WORK TO DO
Can all of these lines be returned exactly?

SUPPLIED RECORDS

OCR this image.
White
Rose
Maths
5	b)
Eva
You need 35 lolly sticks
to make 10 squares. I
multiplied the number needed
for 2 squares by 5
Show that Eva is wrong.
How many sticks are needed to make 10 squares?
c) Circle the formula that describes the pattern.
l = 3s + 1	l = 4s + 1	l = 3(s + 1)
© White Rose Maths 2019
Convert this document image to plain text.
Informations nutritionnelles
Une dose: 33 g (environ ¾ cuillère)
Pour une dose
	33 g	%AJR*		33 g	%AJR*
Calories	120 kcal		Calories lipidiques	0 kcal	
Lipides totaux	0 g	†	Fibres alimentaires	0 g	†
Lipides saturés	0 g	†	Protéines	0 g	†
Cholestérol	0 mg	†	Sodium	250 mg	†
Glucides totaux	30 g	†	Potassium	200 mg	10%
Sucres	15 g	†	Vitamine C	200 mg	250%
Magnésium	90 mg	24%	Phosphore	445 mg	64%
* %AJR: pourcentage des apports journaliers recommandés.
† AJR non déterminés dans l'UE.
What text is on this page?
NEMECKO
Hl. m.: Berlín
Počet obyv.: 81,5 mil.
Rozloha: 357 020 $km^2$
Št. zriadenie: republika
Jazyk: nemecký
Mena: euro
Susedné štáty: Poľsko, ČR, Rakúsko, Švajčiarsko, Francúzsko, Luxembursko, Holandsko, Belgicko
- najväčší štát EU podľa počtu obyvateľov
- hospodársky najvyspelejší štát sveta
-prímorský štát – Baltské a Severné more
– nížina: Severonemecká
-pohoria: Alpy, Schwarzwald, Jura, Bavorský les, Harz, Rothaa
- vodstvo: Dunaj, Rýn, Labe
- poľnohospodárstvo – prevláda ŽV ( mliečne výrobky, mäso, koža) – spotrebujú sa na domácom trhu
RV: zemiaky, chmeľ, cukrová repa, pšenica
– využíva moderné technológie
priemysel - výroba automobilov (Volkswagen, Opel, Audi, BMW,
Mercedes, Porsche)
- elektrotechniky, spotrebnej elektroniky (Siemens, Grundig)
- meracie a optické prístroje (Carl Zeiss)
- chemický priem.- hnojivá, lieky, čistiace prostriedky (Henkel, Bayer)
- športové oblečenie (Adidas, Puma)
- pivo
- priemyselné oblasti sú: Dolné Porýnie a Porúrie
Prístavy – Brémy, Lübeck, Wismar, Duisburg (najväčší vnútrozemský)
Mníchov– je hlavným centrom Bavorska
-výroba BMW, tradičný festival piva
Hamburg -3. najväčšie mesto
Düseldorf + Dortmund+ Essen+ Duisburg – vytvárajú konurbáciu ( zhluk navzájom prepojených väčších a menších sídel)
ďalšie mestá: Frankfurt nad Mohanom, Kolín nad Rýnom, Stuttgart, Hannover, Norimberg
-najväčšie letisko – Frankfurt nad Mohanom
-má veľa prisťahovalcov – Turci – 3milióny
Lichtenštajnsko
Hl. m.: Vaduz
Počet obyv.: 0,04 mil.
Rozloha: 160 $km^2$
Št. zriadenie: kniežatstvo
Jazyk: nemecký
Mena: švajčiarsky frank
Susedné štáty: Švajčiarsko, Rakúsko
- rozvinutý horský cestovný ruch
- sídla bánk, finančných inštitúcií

OUTPUT OF THE TASK
OCR this image.
White
Rose
Maths
5	b)
Eva
You need 35 lolly sticks
to make 10 squares. I
multiplied the number needed
for 2 squares by 5
Show that Eva is wrong.
How many sticks are needed to make 10 squares?
c) Circle the formula that describes the pattern.
l = 3s + 1	l = 4s + 1	l = 3(s + 1)
© White Rose Maths 2019
Convert this document image to plain text.
Informations nutritionnelles
Une dose: 33 g (environ ¾ cuillère)
Pour une dose
	33 g	%AJR*		33 g	%AJR*
Calories	120 kcal		Calories lipidiques	0 kcal	
Lipides totaux	0 g	†	Fibres alimentaires	0 g	†
Lipides saturés	0 g	†	Protéines	0 g	†
Cholestérol	0 mg	†	Sodium	250 mg	†
Glucides totaux	30 g	†	Potassium	200 mg	10%
Sucres	15 g	†	Vitamine C	200 mg	250%
Magnésium	90 mg	24%	Phosphore	445 mg	64%
* %AJR: pourcentage des apports journaliers recommandés.
† AJR non déterminés dans l'UE.
What text is on this page?
NEMECKO
Hl. m.: Berlín
Počet obyv.: 81,5 mil.
Rozloha: 357 020 $km^2$
Št. zriadenie: republika
Jazyk: nemecký
Mena: euro
Susedné štáty: Poľsko, ČR, Rakúsko, Švajčiarsko, Francúzsko, Luxembursko, Holandsko, Belgicko
- najväčší štát EU podľa počtu obyvateľov
- hospodársky najvyspelejší štát sveta
-prímorský štát – Baltské a Severné more
– nížina: Severonemecká
-pohoria: Alpy, Schwarzwald, Jura, Bavorský les, Harz, Rothaa
- vodstvo: Dunaj, Rýn, Labe
- poľnohospodárstvo – prevláda ŽV ( mliečne výrobky, mäso, koža) – spotrebujú sa na domácom trhu
RV: zemiaky, chmeľ, cukrová repa, pšenica
– využíva moderné technológie
priemysel - výroba automobilov (Volkswagen, Opel, Audi, BMW,
Mercedes, Porsche)
- elektrotechniky, spotrebnej elektroniky (Siemens, Grundig)
- meracie a optické prístroje (Carl Zeiss)
- chemický priem.- hnojivá, lieky, čistiace prostriedky (Henkel, Bayer)
- športové oblečenie (Adidas, Puma)
- pivo
- priemyselné oblasti sú: Dolné Porýnie a Porúrie
Prístavy – Brémy, Lübeck, Wismar, Duisburg (najväčší vnútrozemský)
Mníchov– je hlavným centrom Bavorska
-výroba BMW, tradičný festival piva
Hamburg -3. najväčšie mesto
Düseldorf + Dortmund+ Essen+ Duisburg – vytvárajú konurbáciu ( zhluk navzájom prepojených väčších a menších sídel)
ďalšie mestá: Frankfurt nad Mohanom, Kolín nad Rýnom, Stuttgart, Hannover, Norimberg
-najväčšie letisko – Frankfurt nad Mohanom
-má veľa prisťahovalcov – Turci – 3milióny
Lichtenštajnsko
Hl. m.: Vaduz
Počet obyv.: 0,04 mil.
Rozloha: 160 $km^2$
Št. zriadenie: kniežatstvo
Jazyk: nemecký
Mena: švajčiarsky frank
Susedné štáty: Švajčiarsko, Rakúsko
- rozvinutý horský cestovný ruch
- sídla bánk, finančných inštitúcií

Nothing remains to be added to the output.